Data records
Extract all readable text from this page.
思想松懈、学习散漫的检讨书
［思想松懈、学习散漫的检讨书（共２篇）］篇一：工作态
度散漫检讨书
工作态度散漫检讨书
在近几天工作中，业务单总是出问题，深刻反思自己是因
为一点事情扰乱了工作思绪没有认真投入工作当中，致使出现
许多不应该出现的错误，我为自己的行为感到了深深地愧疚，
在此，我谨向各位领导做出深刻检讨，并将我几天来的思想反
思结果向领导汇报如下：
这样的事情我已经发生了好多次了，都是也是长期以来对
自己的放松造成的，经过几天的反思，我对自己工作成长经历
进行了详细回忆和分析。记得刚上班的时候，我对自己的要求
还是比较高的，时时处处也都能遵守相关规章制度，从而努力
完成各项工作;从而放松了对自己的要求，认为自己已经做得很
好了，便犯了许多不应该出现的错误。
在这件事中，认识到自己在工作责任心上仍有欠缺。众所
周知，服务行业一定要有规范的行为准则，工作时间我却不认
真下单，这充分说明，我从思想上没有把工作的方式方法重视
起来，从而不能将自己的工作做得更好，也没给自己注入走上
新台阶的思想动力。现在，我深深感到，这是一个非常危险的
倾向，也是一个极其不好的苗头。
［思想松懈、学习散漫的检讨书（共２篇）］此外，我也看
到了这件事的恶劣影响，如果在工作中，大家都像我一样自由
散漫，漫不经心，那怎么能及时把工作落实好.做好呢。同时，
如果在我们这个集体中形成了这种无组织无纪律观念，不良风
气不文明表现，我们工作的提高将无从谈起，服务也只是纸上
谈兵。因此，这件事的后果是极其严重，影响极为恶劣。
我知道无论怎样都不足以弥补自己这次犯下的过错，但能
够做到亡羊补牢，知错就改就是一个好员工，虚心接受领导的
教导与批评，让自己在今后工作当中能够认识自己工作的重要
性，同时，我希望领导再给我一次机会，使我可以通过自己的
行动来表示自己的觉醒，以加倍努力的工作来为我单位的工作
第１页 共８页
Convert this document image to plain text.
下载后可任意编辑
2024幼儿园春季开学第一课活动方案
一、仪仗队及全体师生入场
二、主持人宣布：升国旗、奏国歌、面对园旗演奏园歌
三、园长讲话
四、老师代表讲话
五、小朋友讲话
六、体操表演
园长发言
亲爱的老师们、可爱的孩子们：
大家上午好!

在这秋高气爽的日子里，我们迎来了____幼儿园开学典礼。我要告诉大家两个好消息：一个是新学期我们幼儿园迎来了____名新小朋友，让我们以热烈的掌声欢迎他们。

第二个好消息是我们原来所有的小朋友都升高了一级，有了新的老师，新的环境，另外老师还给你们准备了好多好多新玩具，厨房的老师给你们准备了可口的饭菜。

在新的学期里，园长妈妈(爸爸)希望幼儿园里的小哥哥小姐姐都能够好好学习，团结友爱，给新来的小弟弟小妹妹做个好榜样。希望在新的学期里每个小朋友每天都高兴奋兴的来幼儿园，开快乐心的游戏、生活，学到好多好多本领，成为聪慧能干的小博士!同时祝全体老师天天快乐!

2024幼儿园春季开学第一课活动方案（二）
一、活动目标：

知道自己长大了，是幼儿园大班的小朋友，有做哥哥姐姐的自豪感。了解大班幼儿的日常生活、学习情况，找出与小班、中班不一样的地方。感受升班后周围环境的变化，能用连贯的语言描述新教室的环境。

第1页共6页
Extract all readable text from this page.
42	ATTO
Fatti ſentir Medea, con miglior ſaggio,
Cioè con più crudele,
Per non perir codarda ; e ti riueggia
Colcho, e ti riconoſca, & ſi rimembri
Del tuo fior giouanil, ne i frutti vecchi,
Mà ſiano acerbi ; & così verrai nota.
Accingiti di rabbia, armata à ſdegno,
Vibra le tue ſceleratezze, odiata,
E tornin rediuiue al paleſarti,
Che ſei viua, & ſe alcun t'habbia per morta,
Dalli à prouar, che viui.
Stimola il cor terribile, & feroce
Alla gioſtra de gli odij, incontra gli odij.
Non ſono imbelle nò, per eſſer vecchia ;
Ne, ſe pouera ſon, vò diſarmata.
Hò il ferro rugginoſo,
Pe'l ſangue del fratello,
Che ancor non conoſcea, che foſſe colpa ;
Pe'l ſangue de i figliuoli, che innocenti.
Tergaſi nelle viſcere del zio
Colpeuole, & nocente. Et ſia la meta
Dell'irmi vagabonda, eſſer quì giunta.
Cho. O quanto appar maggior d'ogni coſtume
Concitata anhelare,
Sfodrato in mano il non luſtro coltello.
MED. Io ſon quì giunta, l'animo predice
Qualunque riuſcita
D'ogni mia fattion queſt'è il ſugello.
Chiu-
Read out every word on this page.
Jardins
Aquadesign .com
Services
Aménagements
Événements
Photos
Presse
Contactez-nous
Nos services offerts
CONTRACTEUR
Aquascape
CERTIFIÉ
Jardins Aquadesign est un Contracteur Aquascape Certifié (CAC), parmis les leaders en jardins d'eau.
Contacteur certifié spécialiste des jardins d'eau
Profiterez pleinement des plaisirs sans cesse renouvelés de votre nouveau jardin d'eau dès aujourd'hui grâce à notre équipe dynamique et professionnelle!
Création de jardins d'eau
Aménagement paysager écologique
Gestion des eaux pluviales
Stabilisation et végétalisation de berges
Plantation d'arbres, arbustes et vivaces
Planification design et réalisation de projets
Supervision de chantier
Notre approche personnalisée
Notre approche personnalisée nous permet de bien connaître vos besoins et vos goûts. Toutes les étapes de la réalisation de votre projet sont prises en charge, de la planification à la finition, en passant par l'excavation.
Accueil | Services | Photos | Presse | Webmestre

Exercise details
Gather all lines of the records that include the word "eſſer".

The completed task
Non ſono imbelle nò, per eſſer vecchia ;
Dell'irmi vagabonda, eſſer quì giunta.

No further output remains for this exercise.